- Exercise directions -
Report the total number of lines that include the string "JSON", without any other text.

***

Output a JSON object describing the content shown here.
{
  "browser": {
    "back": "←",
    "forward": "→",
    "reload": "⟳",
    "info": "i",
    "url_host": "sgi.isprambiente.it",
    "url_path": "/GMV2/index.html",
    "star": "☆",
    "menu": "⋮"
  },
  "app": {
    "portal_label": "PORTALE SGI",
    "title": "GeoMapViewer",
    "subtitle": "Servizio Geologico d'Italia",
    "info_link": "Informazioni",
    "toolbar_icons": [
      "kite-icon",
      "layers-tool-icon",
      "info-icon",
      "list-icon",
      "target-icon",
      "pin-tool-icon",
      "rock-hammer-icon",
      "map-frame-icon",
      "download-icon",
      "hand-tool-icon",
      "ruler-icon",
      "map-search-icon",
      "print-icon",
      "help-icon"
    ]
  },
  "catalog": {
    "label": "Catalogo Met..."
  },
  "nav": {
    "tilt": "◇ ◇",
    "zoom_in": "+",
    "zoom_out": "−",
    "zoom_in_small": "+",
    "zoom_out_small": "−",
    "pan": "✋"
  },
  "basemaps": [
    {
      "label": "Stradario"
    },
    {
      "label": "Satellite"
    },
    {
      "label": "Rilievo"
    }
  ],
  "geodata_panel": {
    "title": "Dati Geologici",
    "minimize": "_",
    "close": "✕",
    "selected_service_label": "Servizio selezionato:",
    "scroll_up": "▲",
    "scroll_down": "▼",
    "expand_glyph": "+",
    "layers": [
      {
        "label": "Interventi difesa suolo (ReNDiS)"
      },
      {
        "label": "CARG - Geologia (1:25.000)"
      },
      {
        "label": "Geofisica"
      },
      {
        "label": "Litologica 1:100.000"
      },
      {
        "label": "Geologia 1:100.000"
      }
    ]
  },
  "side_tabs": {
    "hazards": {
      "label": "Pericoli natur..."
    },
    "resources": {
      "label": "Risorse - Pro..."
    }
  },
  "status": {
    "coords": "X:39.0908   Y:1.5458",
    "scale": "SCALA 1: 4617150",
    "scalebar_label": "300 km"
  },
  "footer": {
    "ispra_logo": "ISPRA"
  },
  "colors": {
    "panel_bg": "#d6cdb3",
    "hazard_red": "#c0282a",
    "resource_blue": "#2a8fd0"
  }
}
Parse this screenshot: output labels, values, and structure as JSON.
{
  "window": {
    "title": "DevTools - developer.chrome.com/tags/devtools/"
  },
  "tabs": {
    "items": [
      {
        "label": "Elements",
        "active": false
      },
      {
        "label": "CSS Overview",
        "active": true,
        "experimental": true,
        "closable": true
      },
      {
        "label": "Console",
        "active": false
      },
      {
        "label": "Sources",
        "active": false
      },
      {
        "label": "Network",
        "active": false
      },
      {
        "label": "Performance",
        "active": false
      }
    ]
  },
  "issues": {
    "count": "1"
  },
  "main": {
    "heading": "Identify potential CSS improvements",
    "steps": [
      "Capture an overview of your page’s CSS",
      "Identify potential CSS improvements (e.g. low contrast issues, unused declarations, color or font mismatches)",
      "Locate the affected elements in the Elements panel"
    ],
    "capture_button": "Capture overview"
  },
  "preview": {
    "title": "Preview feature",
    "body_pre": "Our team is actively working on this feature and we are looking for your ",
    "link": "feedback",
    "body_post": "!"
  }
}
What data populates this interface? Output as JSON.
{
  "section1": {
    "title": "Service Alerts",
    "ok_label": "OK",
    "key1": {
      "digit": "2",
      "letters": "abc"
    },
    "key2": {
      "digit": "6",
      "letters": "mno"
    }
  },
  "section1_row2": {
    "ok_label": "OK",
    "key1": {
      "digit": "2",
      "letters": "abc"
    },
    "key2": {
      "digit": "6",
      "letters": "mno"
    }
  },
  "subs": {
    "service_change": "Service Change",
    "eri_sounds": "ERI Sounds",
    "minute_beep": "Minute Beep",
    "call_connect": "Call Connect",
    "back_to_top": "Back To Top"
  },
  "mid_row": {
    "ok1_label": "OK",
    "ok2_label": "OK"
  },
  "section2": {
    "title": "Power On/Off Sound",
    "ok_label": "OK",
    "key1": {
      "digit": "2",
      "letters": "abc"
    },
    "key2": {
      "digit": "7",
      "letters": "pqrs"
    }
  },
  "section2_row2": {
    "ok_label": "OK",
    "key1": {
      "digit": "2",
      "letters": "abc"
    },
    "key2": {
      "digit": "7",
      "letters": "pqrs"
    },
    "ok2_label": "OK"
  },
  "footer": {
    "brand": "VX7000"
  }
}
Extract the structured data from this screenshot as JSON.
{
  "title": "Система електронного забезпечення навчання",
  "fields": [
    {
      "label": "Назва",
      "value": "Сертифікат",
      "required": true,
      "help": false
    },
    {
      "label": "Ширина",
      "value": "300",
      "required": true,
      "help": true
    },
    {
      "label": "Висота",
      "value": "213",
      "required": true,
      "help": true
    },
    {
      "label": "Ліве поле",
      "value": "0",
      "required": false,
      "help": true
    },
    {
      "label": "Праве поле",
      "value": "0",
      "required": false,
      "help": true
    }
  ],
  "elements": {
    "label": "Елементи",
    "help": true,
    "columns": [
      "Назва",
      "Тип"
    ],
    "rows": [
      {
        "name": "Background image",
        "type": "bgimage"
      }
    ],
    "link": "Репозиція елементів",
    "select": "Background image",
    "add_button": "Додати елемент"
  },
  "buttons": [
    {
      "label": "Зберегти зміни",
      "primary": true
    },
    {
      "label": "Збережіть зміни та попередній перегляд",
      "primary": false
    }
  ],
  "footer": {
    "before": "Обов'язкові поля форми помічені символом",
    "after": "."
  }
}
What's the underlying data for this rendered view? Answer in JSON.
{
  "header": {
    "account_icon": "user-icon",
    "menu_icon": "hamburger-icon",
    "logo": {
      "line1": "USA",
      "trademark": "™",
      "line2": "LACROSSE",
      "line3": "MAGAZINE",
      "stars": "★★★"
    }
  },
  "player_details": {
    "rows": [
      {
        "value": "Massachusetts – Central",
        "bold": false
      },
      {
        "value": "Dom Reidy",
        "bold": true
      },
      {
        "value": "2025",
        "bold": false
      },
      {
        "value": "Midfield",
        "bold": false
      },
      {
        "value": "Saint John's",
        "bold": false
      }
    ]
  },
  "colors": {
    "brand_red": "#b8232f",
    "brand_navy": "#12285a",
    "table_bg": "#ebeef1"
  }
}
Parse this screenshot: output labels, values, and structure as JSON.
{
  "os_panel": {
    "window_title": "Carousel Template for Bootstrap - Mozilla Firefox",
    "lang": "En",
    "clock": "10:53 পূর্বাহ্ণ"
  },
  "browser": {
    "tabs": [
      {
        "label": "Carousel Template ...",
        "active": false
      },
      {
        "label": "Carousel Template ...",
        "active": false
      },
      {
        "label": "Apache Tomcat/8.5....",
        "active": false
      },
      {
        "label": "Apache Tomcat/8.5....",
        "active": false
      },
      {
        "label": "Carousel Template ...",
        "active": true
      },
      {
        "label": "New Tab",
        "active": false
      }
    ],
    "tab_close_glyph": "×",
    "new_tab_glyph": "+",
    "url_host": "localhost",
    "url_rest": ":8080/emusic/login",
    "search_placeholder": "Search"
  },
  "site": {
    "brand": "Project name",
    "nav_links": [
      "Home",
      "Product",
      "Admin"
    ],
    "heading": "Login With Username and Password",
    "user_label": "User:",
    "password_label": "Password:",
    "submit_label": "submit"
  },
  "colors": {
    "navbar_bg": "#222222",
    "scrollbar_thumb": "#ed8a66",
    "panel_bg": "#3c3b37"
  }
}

***

- The response -
6